== RECORDS FOR THE TASK
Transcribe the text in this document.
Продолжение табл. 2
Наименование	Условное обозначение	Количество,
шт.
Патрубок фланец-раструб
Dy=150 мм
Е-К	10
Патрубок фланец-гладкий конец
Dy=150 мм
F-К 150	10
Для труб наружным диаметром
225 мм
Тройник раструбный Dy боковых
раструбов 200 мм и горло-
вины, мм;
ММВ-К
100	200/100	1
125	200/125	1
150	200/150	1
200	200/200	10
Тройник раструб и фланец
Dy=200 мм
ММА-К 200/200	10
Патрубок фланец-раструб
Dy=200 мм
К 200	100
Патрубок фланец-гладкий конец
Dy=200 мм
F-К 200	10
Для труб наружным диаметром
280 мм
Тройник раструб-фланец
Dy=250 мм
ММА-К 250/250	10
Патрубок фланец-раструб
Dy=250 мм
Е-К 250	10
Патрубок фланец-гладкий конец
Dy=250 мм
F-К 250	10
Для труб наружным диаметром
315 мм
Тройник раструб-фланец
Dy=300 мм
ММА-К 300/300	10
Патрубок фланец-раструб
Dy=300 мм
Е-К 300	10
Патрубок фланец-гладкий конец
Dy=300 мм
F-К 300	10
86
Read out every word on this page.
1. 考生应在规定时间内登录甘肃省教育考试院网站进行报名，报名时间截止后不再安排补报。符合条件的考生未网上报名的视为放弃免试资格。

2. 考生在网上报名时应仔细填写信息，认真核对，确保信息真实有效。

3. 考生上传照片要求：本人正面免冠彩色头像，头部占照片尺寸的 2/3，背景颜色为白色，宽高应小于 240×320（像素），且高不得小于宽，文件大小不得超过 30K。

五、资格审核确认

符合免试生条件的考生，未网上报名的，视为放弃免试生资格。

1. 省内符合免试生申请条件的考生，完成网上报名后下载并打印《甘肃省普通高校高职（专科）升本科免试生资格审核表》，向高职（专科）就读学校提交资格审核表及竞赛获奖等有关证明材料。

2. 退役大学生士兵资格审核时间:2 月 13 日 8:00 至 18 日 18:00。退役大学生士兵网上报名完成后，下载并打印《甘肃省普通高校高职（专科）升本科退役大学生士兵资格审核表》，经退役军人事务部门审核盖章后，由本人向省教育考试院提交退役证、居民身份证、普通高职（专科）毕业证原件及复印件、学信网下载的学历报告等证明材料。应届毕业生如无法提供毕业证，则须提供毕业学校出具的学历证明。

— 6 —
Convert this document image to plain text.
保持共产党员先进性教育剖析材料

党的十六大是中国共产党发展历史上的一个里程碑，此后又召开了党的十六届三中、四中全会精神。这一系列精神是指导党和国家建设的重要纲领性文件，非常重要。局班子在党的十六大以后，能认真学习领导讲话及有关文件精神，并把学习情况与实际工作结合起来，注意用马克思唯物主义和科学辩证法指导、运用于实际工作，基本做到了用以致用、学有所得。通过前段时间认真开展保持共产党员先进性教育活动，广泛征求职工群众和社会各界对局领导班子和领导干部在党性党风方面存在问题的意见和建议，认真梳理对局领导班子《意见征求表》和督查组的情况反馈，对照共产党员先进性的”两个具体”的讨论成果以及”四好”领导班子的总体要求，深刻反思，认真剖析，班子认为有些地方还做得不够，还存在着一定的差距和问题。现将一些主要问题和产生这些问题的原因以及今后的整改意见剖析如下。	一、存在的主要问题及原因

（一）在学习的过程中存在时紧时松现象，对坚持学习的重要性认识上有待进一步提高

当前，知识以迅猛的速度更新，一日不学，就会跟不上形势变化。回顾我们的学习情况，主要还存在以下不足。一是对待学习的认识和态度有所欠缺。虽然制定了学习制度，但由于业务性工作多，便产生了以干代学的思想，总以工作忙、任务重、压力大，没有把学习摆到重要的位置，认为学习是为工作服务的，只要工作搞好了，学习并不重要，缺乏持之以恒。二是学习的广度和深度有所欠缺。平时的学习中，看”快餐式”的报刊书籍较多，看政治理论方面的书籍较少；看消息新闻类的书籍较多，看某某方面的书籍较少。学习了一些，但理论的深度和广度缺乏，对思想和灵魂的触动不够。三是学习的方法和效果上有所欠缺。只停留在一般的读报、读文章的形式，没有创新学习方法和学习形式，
====
> [WHAT TO DO]: Copy out each record exactly as given, omitting none.

> [EXERCISE OUTPUT]:
Transcribe the text in this document.
Продолжение табл. 2
Наименование	Условное обозначение	Количество,
шт.
Патрубок фланец-раструб
Dy=150 мм
Е-К	10
Патрубок фланец-гладкий конец
Dy=150 мм
F-К 150	10
Для труб наружным диаметром
225 мм
Тройник раструбный Dy боковых
раструбов 200 мм и горло-
вины, мм;
ММВ-К
100	200/100	1
125	200/125	1
150	200/150	1
200	200/200	10
Тройник раструб и фланец
Dy=200 мм
ММА-К 200/200	10
Патрубок фланец-раструб
Dy=200 мм
К 200	100
Патрубок фланец-гладкий конец
Dy=200 мм
F-К 200	10
Для труб наружным диаметром
280 мм
Тройник раструб-фланец
Dy=250 мм
ММА-К 250/250	10
Патрубок фланец-раструб
Dy=250 мм
Е-К 250	10
Патрубок фланец-гладкий конец
Dy=250 мм
F-К 250	10
Для труб наружным диаметром
315 мм
Тройник раструб-фланец
Dy=300 мм
ММА-К 300/300	10
Патрубок фланец-раструб
Dy=300 мм
Е-К 300	10
Патрубок фланец-гладкий конец
Dy=300 мм
F-К 300	10
86
Read out every word on this page.
1. 考生应在规定时间内登录甘肃省教育考试院网站进行报名，报名时间截止后不再安排补报。符合条件的考生未网上报名的视为放弃免试资格。

2. 考生在网上报名时应仔细填写信息，认真核对，确保信息真实有效。

3. 考生上传照片要求：本人正面免冠彩色头像，头部占照片尺寸的 2/3，背景颜色为白色，宽高应小于 240×320（像素），且高不得小于宽，文件大小不得超过 30K。

五、资格审核确认

符合免试生条件的考生，未网上报名的，视为放弃免试生资格。

1. 省内符合免试生申请条件的考生，完成网上报名后下载并打印《甘肃省普通高校高职（专科）升本科免试生资格审核表》，向高职（专科）就读学校提交资格审核表及竞赛获奖等有关证明材料。

2. 退役大学生士兵资格审核时间:2 月 13 日 8:00 至 18 日 18:00。退役大学生士兵网上报名完成后，下载并打印《甘肃省普通高校高职（专科）升本科退役大学生士兵资格审核表》，经退役军人事务部门审核盖章后，由本人向省教育考试院提交退役证、居民身份证、普通高职（专科）毕业证原件及复印件、学信网下载的学历报告等证明材料。应届毕业生如无法提供毕业证，则须提供毕业学校出具的学历证明。

— 6 —
Convert this document image to plain text.
保持共产党员先进性教育剖析材料

党的十六大是中国共产党发展历史上的一个里程碑，此后又召开了党的十六届三中、四中全会精神。这一系列精神是指导党和国家建设的重要纲领性文件，非常重要。局班子在党的十六大以后，能认真学习领导讲话及有关文件精神，并把学习情况与实际工作结合起来，注意用马克思唯物主义和科学辩证法指导、运用于实际工作，基本做到了用以致用、学有所得。通过前段时间认真开展保持共产党员先进性教育活动，广泛征求职工群众和社会各界对局领导班子和领导干部在党性党风方面存在问题的意见和建议，认真梳理对局领导班子《意见征求表》和督查组的情况反馈，对照共产党员先进性的”两个具体”的讨论成果以及”四好”领导班子的总体要求，深刻反思，认真剖析，班子认为有些地方还做得不够，还存在着一定的差距和问题。现将一些主要问题和产生这些问题的原因以及今后的整改意见剖析如下。	一、存在的主要问题及原因

（一）在学习的过程中存在时紧时松现象，对坚持学习的重要性认识上有待进一步提高

当前，知识以迅猛的速度更新，一日不学，就会跟不上形势变化。回顾我们的学习情况，主要还存在以下不足。一是对待学习的认识和态度有所欠缺。虽然制定了学习制度，但由于业务性工作多，便产生了以干代学的思想，总以工作忙、任务重、压力大，没有把学习摆到重要的位置，认为学习是为工作服务的，只要工作搞好了，学习并不重要，缺乏持之以恒。二是学习的广度和深度有所欠缺。平时的学习中，看”快餐式”的报刊书籍较多，看政治理论方面的书籍较少；看消息新闻类的书籍较多，看某某方面的书籍较少。学习了一些，但理论的深度和广度缺乏，对思想和灵魂的触动不够。三是学习的方法和效果上有所欠缺。只停留在一般的读报、读文章的形式，没有创新学习方法和学习形式，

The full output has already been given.